Task brief = Return a copy of each line that holds the string "name".

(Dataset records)
- - - - -

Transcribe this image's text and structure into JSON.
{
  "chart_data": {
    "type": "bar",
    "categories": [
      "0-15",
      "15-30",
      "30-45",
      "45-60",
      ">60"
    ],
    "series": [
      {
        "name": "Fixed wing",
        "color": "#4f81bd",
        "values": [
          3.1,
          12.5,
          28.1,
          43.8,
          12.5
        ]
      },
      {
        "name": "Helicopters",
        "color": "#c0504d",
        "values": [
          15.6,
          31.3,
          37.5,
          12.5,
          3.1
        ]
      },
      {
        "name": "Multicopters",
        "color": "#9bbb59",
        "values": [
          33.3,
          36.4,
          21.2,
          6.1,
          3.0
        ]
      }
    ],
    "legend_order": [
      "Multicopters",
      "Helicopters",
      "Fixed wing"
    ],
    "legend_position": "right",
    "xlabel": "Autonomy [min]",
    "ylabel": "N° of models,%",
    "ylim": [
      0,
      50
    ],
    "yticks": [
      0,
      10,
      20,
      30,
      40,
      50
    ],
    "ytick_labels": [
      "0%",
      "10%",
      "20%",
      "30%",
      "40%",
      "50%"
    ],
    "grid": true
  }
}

- - - - -

Solved exercise =
        "name": "Fixed wing",
        "name": "Helicopters",
        "name": "Multicopters",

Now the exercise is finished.